THE REQUEST
Please give the data below again in full, exactly as it stands.

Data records
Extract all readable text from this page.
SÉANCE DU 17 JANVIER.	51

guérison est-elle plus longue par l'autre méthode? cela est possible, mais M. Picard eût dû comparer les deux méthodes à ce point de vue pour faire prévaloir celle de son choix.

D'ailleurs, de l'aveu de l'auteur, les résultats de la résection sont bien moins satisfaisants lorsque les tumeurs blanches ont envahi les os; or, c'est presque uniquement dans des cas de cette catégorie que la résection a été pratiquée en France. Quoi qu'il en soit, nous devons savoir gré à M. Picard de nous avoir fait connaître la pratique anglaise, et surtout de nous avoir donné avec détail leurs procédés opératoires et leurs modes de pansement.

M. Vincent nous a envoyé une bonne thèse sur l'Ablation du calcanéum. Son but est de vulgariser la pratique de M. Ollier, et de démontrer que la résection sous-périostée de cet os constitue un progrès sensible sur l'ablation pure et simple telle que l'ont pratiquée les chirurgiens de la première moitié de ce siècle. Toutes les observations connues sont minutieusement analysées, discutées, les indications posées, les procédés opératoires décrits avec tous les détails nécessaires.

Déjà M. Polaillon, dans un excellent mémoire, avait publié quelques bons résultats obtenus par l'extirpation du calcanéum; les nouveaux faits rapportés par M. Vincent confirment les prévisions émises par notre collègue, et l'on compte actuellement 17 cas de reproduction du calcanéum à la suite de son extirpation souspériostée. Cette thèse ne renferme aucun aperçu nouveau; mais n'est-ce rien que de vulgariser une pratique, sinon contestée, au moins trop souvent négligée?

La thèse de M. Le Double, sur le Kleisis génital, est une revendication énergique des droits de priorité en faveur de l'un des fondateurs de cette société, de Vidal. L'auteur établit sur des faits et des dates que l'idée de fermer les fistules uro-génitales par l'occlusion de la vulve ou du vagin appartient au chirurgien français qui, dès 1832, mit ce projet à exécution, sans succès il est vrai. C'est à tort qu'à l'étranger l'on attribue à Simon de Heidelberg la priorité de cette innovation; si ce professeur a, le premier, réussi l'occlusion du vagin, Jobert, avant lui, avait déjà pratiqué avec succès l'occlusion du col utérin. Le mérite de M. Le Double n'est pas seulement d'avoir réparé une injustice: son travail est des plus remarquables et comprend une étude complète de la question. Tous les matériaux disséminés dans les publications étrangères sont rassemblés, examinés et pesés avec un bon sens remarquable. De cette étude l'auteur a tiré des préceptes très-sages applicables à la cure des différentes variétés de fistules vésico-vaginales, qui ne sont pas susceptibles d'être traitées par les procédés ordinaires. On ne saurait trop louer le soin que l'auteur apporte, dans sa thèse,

ANSWER TO THIS PROBLEM
Extract all readable text from this page.
SÉANCE DU 17 JANVIER.	51

guérison est-elle plus longue par l'autre méthode? cela est possible, mais M. Picard eût dû comparer les deux méthodes à ce point de vue pour faire prévaloir celle de son choix.

D'ailleurs, de l'aveu de l'auteur, les résultats de la résection sont bien moins satisfaisants lorsque les tumeurs blanches ont envahi les os; or, c'est presque uniquement dans des cas de cette catégorie que la résection a été pratiquée en France. Quoi qu'il en soit, nous devons savoir gré à M. Picard de nous avoir fait connaître la pratique anglaise, et surtout de nous avoir donné avec détail leurs procédés opératoires et leurs modes de pansement.

M. Vincent nous a envoyé une bonne thèse sur l'Ablation du calcanéum. Son but est de vulgariser la pratique de M. Ollier, et de démontrer que la résection sous-périostée de cet os constitue un progrès sensible sur l'ablation pure et simple telle que l'ont pratiquée les chirurgiens de la première moitié de ce siècle. Toutes les observations connues sont minutieusement analysées, discutées, les indications posées, les procédés opératoires décrits avec tous les détails nécessaires.

Déjà M. Polaillon, dans un excellent mémoire, avait publié quelques bons résultats obtenus par l'extirpation du calcanéum; les nouveaux faits rapportés par M. Vincent confirment les prévisions émises par notre collègue, et l'on compte actuellement 17 cas de reproduction du calcanéum à la suite de son extirpation souspériostée. Cette thèse ne renferme aucun aperçu nouveau; mais n'est-ce rien que de vulgariser une pratique, sinon contestée, au moins trop souvent négligée?

La thèse de M. Le Double, sur le Kleisis génital, est une revendication énergique des droits de priorité en faveur de l'un des fondateurs de cette société, de Vidal. L'auteur établit sur des faits et des dates que l'idée de fermer les fistules uro-génitales par l'occlusion de la vulve ou du vagin appartient au chirurgien français qui, dès 1832, mit ce projet à exécution, sans succès il est vrai. C'est à tort qu'à l'étranger l'on attribue à Simon de Heidelberg la priorité de cette innovation; si ce professeur a, le premier, réussi l'occlusion du vagin, Jobert, avant lui, avait déjà pratiqué avec succès l'occlusion du col utérin. Le mérite de M. Le Double n'est pas seulement d'avoir réparé une injustice: son travail est des plus remarquables et comprend une étude complète de la question. Tous les matériaux disséminés dans les publications étrangères sont rassemblés, examinés et pesés avec un bon sens remarquable. De cette étude l'auteur a tiré des préceptes très-sages applicables à la cure des différentes variétés de fistules vésico-vaginales, qui ne sont pas susceptibles d'être traitées par les procédés ordinaires. On ne saurait trop louer le soin que l'auteur apporte, dans sa thèse,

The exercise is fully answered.